* _Written instruction_: Select the lines below containing the word "vnútra".
[begin Data to use]
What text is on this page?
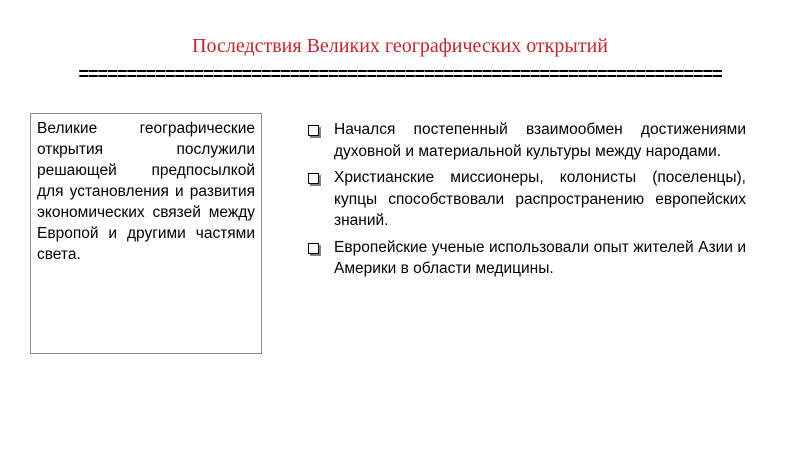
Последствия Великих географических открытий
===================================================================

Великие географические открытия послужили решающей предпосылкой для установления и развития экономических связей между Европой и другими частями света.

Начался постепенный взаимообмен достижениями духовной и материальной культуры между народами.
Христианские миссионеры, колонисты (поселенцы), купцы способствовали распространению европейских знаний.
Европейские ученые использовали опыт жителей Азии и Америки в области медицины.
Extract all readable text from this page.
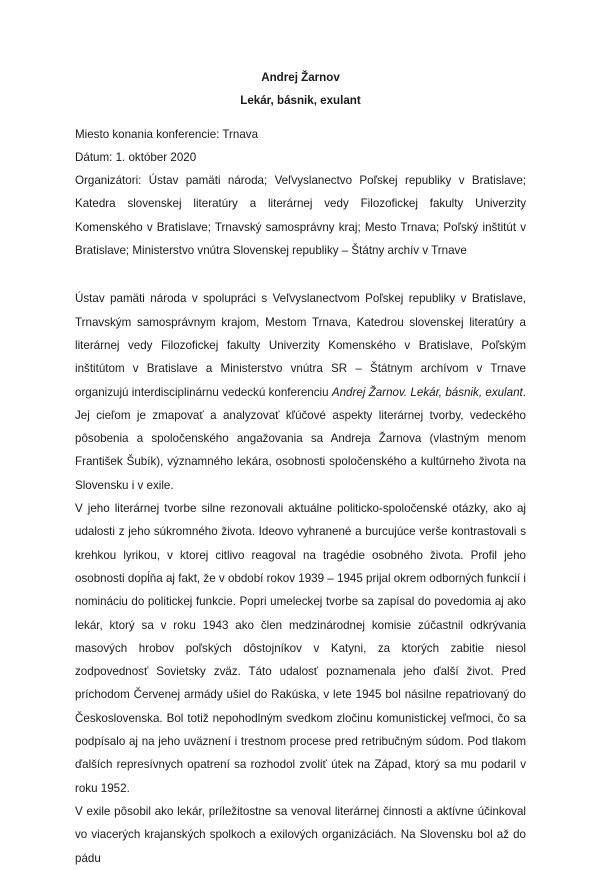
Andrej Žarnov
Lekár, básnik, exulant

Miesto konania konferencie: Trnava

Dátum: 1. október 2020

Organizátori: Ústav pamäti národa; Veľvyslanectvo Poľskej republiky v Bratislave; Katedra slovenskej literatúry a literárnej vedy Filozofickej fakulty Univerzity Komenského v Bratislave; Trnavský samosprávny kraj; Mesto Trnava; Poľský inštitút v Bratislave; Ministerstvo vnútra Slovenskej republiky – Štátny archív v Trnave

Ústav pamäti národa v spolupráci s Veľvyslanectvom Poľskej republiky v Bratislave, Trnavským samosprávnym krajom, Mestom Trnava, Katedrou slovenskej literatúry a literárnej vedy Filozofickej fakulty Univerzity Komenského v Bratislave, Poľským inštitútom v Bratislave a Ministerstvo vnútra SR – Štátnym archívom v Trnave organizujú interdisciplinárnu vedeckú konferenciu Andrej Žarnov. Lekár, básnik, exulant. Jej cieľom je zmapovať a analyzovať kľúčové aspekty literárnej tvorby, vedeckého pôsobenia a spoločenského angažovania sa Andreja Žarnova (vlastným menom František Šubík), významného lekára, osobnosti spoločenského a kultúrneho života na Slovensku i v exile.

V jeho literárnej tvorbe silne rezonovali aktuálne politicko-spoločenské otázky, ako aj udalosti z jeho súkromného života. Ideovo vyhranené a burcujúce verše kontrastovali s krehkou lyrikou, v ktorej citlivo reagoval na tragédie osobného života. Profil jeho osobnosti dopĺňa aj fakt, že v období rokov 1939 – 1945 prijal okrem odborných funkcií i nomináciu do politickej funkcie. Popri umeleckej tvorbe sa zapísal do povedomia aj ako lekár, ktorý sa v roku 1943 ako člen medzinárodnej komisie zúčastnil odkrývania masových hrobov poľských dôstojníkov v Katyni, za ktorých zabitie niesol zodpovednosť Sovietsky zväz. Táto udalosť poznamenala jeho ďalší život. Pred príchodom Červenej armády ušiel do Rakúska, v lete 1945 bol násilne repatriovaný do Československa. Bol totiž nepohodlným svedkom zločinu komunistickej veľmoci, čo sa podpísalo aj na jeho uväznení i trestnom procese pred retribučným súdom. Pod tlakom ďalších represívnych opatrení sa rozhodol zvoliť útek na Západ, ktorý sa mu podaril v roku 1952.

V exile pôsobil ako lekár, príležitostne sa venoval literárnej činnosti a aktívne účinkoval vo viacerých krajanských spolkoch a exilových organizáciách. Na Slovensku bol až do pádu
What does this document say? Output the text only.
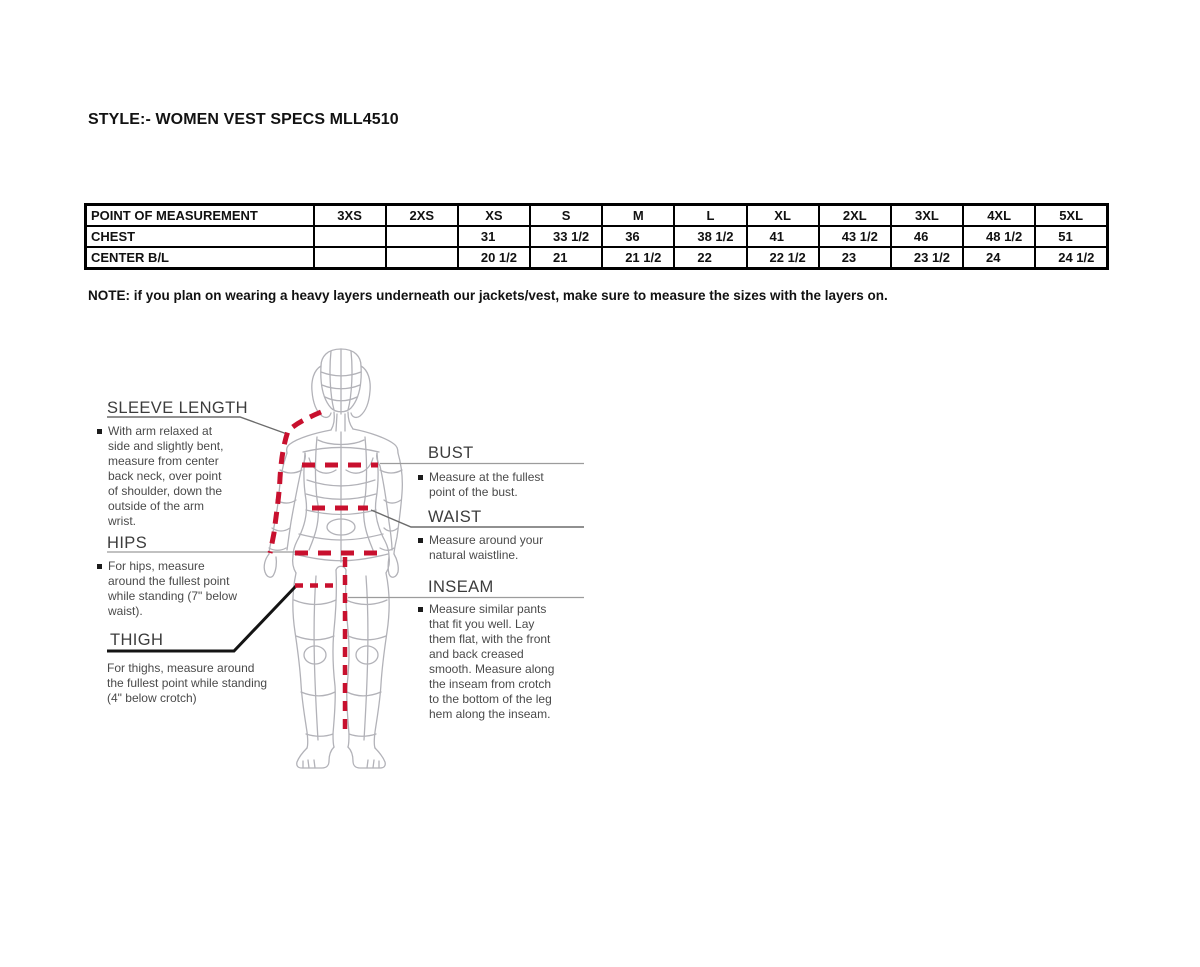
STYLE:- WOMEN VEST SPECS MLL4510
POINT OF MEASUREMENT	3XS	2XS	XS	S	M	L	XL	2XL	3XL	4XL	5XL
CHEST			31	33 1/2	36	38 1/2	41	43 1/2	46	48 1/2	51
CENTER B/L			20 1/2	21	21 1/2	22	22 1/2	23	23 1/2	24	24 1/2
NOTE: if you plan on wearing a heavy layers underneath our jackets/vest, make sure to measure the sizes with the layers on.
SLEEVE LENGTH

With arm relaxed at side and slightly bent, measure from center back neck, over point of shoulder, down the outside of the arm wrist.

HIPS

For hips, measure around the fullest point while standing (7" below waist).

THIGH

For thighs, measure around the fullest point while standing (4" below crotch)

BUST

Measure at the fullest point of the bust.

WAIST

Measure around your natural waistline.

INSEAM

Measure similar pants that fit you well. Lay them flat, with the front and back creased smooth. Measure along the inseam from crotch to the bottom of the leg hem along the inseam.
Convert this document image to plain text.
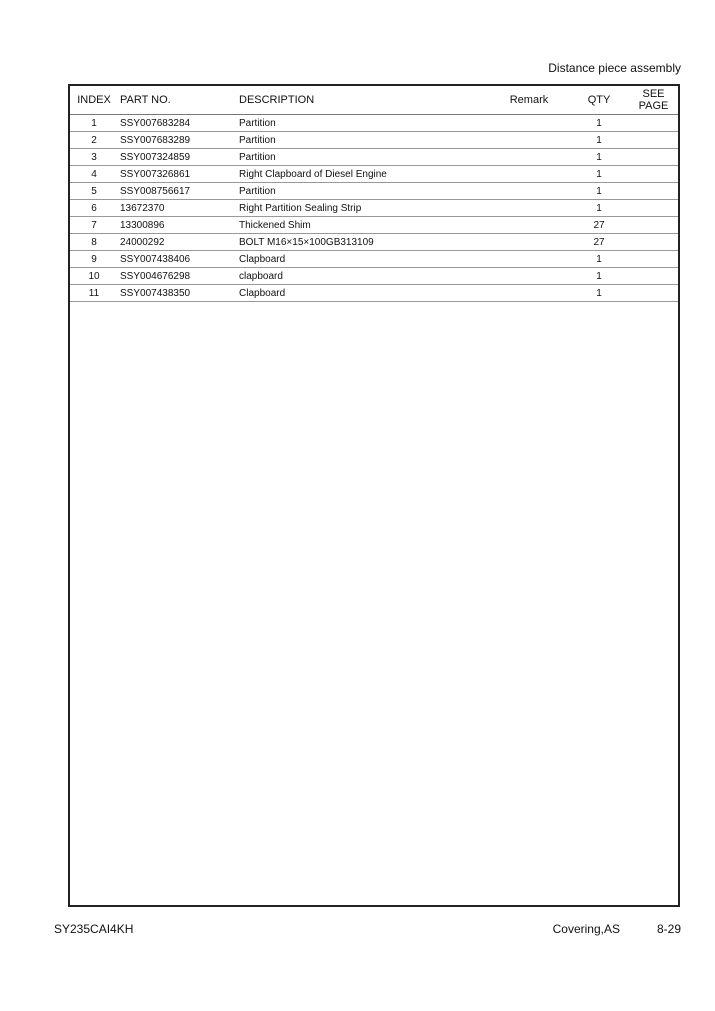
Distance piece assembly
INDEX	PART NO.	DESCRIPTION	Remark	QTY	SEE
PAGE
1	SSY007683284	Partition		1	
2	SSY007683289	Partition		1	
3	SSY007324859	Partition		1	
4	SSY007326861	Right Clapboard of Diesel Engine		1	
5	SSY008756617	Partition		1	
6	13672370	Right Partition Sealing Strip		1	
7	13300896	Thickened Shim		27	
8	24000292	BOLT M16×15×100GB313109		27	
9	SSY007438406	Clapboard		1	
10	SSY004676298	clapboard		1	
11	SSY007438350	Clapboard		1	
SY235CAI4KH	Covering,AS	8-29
[end Data to use]
* _Worked solution_:
Organizátori: Ústav pamäti národa; Veľvyslanectvo Poľskej republiky v Bratislave; Katedra slovenskej literatúry a literárnej vedy Filozofickej fakulty Univerzity Komenského v Bratislave; Trnavský samosprávny kraj; Mesto Trnava; Poľský inštitút v Bratislave; Ministerstvo vnútra Slovenskej republiky – Štátny archív v Trnave
Ústav pamäti národa v spolupráci s Veľvyslanectvom Poľskej republiky v Bratislave, Trnavským samosprávnym krajom, Mestom Trnava, Katedrou slovenskej literatúry a literárnej vedy Filozofickej fakulty Univerzity Komenského v Bratislave, Poľským inštitútom v Bratislave a Ministerstvo vnútra SR – Štátnym archívom v Trnave organizujú interdisciplinárnu vedeckú konferenciu Andrej Žarnov. Lekár, básnik, exulant. Jej cieľom je zmapovať a analyzovať kľúčové aspekty literárnej tvorby, vedeckého pôsobenia a spoločenského angažovania sa Andreja Žarnova (vlastným menom František Šubík), významného lekára, osobnosti spoločenského a kultúrneho života na Slovensku i v exile.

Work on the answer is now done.